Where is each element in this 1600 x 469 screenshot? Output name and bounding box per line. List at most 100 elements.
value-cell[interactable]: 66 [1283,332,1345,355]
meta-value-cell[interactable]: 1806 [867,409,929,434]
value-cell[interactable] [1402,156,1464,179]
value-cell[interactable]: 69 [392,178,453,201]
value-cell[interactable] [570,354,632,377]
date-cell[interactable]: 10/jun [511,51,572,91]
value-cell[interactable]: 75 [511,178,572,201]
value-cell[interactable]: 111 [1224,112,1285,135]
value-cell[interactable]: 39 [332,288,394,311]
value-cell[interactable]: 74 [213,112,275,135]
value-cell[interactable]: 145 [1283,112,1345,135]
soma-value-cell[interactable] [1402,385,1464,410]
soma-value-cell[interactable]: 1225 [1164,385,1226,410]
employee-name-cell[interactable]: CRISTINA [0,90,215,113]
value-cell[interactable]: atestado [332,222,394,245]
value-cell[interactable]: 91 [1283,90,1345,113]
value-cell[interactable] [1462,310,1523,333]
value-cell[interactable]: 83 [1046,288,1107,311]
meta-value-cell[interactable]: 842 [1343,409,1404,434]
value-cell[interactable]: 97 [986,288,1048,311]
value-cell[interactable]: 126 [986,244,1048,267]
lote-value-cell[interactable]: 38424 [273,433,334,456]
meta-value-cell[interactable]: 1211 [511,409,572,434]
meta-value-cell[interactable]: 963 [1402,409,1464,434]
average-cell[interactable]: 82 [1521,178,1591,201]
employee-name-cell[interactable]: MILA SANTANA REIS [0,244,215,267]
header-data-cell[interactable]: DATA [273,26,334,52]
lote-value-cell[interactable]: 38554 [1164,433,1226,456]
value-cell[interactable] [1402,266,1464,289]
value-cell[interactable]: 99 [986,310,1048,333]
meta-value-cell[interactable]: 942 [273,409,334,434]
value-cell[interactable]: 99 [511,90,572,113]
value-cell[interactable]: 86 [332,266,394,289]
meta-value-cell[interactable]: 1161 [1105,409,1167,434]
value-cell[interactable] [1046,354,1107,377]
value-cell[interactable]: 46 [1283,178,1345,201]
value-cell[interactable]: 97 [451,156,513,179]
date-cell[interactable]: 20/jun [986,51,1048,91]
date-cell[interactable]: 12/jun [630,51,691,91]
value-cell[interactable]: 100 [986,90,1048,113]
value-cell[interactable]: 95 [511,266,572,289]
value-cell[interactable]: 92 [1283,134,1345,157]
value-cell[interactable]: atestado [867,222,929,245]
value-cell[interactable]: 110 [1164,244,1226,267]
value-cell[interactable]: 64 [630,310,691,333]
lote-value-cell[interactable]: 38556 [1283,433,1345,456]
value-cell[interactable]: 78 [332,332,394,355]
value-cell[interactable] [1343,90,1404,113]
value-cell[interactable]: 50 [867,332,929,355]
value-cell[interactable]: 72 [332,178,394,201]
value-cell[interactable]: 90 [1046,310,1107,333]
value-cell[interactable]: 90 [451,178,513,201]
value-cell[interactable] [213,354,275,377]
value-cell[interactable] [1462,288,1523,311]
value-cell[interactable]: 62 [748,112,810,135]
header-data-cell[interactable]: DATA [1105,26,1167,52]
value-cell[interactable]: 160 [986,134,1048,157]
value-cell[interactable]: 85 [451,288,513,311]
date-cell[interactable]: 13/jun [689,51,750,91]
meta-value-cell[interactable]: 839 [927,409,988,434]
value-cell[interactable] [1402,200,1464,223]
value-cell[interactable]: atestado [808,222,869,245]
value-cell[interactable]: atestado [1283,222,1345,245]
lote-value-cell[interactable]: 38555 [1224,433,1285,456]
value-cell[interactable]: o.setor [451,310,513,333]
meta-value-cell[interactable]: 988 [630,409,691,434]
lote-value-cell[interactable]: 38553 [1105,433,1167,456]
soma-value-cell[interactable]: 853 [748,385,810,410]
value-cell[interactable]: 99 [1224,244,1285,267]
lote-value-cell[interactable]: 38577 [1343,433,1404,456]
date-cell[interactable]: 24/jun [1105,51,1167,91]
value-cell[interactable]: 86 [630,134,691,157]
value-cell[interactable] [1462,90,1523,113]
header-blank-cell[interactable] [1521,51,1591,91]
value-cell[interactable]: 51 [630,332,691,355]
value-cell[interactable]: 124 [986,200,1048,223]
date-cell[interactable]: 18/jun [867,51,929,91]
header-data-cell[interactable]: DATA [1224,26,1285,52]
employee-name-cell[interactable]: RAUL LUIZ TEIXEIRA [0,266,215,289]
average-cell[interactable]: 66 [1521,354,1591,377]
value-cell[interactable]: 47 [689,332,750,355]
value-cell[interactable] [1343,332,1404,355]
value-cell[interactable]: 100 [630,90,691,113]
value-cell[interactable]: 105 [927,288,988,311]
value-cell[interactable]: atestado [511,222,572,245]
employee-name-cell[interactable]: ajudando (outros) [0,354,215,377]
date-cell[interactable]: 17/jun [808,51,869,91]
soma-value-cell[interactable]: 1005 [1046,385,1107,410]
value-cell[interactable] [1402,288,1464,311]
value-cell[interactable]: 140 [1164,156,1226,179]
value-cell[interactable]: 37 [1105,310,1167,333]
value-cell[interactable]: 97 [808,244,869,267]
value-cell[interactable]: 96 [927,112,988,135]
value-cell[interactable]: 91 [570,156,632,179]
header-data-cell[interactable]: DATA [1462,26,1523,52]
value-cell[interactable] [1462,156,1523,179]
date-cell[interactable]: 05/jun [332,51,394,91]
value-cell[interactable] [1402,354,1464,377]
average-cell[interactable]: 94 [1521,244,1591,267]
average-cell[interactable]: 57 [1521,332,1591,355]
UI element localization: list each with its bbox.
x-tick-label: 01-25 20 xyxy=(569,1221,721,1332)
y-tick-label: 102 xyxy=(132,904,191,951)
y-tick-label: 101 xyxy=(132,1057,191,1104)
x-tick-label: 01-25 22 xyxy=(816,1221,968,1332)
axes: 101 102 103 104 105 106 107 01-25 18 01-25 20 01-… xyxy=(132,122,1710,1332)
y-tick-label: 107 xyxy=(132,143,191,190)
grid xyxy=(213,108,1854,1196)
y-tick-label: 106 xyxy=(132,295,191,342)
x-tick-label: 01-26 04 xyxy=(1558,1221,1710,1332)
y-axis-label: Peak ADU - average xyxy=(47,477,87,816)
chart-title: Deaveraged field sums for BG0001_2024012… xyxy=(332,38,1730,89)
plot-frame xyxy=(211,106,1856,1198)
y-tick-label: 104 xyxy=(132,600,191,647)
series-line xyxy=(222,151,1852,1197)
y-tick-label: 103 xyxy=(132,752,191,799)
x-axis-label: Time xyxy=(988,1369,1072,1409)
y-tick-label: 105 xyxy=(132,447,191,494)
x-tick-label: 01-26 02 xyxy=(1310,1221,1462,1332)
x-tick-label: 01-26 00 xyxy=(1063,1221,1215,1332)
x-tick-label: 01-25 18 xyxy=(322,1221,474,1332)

★ ★ ★ ★ ★

**Work required:** Reproduce every line of the items above without changes.

**Written solution:**
Where is each element in this 1600 x 469 screenshot? Output name and bounding box per line. List at most 100 elements.
value-cell[interactable]: 66 [1283,332,1345,355]
meta-value-cell[interactable]: 1806 [867,409,929,434]
value-cell[interactable] [1402,156,1464,179]
value-cell[interactable]: 69 [392,178,453,201]
value-cell[interactable] [570,354,632,377]
date-cell[interactable]: 10/jun [511,51,572,91]
value-cell[interactable]: 75 [511,178,572,201]
value-cell[interactable]: 111 [1224,112,1285,135]
value-cell[interactable]: 39 [332,288,394,311]
value-cell[interactable]: 74 [213,112,275,135]
value-cell[interactable]: 145 [1283,112,1345,135]
soma-value-cell[interactable] [1402,385,1464,410]
soma-value-cell[interactable]: 1225 [1164,385,1226,410]
employee-name-cell[interactable]: CRISTINA [0,90,215,113]
value-cell[interactable]: atestado [332,222,394,245]
value-cell[interactable]: 91 [1283,90,1345,113]
value-cell[interactable] [1462,310,1523,333]
value-cell[interactable]: 83 [1046,288,1107,311]
meta-value-cell[interactable]: 842 [1343,409,1404,434]
value-cell[interactable]: 97 [986,288,1048,311]
value-cell[interactable]: 126 [986,244,1048,267]
lote-value-cell[interactable]: 38424 [273,433,334,456]
meta-value-cell[interactable]: 1211 [511,409,572,434]
meta-value-cell[interactable]: 963 [1402,409,1464,434]
average-cell[interactable]: 82 [1521,178,1591,201]
employee-name-cell[interactable]: MILA SANTANA REIS [0,244,215,267]
header-data-cell[interactable]: DATA [273,26,334,52]
lote-value-cell[interactable]: 38554 [1164,433,1226,456]
value-cell[interactable] [1402,266,1464,289]
value-cell[interactable]: 99 [986,310,1048,333]
meta-value-cell[interactable]: 942 [273,409,334,434]
value-cell[interactable]: 99 [511,90,572,113]
value-cell[interactable]: 86 [332,266,394,289]
meta-value-cell[interactable]: 1161 [1105,409,1167,434]
value-cell[interactable] [1046,354,1107,377]
value-cell[interactable]: 46 [1283,178,1345,201]
value-cell[interactable]: 97 [451,156,513,179]
date-cell[interactable]: 20/jun [986,51,1048,91]
date-cell[interactable]: 12/jun [630,51,691,91]
value-cell[interactable]: 100 [986,90,1048,113]
value-cell[interactable]: 95 [511,266,572,289]
value-cell[interactable]: 92 [1283,134,1345,157]
value-cell[interactable]: atestado [867,222,929,245]
value-cell[interactable]: 110 [1164,244,1226,267]
value-cell[interactable]: 64 [630,310,691,333]
lote-value-cell[interactable]: 38556 [1283,433,1345,456]
value-cell[interactable]: 78 [332,332,394,355]
value-cell[interactable] [1343,90,1404,113]
value-cell[interactable]: 50 [867,332,929,355]
value-cell[interactable]: 72 [332,178,394,201]
value-cell[interactable]: 90 [1046,310,1107,333]
value-cell[interactable]: 90 [451,178,513,201]
value-cell[interactable] [213,354,275,377]
value-cell[interactable] [1462,288,1523,311]
value-cell[interactable]: 62 [748,112,810,135]
header-data-cell[interactable]: DATA [1105,26,1167,52]
value-cell[interactable]: 160 [986,134,1048,157]
value-cell[interactable]: 85 [451,288,513,311]
date-cell[interactable]: 13/jun [689,51,750,91]
meta-value-cell[interactable]: 839 [927,409,988,434]
value-cell[interactable] [1402,200,1464,223]
value-cell[interactable]: atestado [808,222,869,245]
value-cell[interactable]: atestado [1283,222,1345,245]
lote-value-cell[interactable]: 38555 [1224,433,1285,456]
value-cell[interactable]: o.setor [451,310,513,333]
meta-value-cell[interactable]: 988 [630,409,691,434]
lote-value-cell[interactable]: 38553 [1105,433,1167,456]
soma-value-cell[interactable]: 853 [748,385,810,410]
value-cell[interactable]: 99 [1224,244,1285,267]
lote-value-cell[interactable]: 38577 [1343,433,1404,456]
date-cell[interactable]: 24/jun [1105,51,1167,91]
value-cell[interactable]: 86 [630,134,691,157]
value-cell[interactable] [1462,90,1523,113]
header-blank-cell[interactable] [1521,51,1591,91]
value-cell[interactable]: 51 [630,332,691,355]
value-cell[interactable]: 124 [986,200,1048,223]
date-cell[interactable]: 18/jun [867,51,929,91]
header-data-cell[interactable]: DATA [1224,26,1285,52]
employee-name-cell[interactable]: RAUL LUIZ TEIXEIRA [0,266,215,289]
average-cell[interactable]: 66 [1521,354,1591,377]
value-cell[interactable]: 47 [689,332,750,355]
value-cell[interactable] [1343,332,1404,355]
value-cell[interactable]: 100 [630,90,691,113]
value-cell[interactable]: 105 [927,288,988,311]
value-cell[interactable]: atestado [511,222,572,245]
employee-name-cell[interactable]: ajudando (outros) [0,354,215,377]
date-cell[interactable]: 17/jun [808,51,869,91]
soma-value-cell[interactable]: 1005 [1046,385,1107,410]
value-cell[interactable] [1402,288,1464,311]
value-cell[interactable]: 140 [1164,156,1226,179]
value-cell[interactable]: 37 [1105,310,1167,333]
value-cell[interactable]: 97 [808,244,869,267]
value-cell[interactable]: 96 [927,112,988,135]
value-cell[interactable]: 91 [570,156,632,179]
header-data-cell[interactable]: DATA [1462,26,1523,52]
value-cell[interactable] [1462,156,1523,179]
date-cell[interactable]: 05/jun [332,51,394,91]
value-cell[interactable] [1402,354,1464,377]
average-cell[interactable]: 94 [1521,244,1591,267]
average-cell[interactable]: 57 [1521,332,1591,355]
UI element localization: list each with its bbox.
x-tick-label: 01-25 20 xyxy=(569,1221,721,1332)
y-tick-label: 102 xyxy=(132,904,191,951)
y-tick-label: 101 xyxy=(132,1057,191,1104)
x-tick-label: 01-25 22 xyxy=(816,1221,968,1332)
axes: 101 102 103 104 105 106 107 01-25 18 01-25 20 01-… xyxy=(132,122,1710,1332)
y-tick-label: 107 xyxy=(132,143,191,190)
grid xyxy=(213,108,1854,1196)
y-tick-label: 106 xyxy=(132,295,191,342)
x-tick-label: 01-26 04 xyxy=(1558,1221,1710,1332)
y-axis-label: Peak ADU - average xyxy=(47,477,87,816)
chart-title: Deaveraged field sums for BG0001_2024012… xyxy=(332,38,1730,89)
plot-frame xyxy=(211,106,1856,1198)
y-tick-label: 104 xyxy=(132,600,191,647)
series-line xyxy=(222,151,1852,1197)
y-tick-label: 103 xyxy=(132,752,191,799)
x-axis-label: Time xyxy=(988,1369,1072,1409)
y-tick-label: 105 xyxy=(132,447,191,494)
x-tick-label: 01-26 02 xyxy=(1310,1221,1462,1332)
x-tick-label: 01-26 00 xyxy=(1063,1221,1215,1332)
x-tick-label: 01-25 18 xyxy=(322,1221,474,1332)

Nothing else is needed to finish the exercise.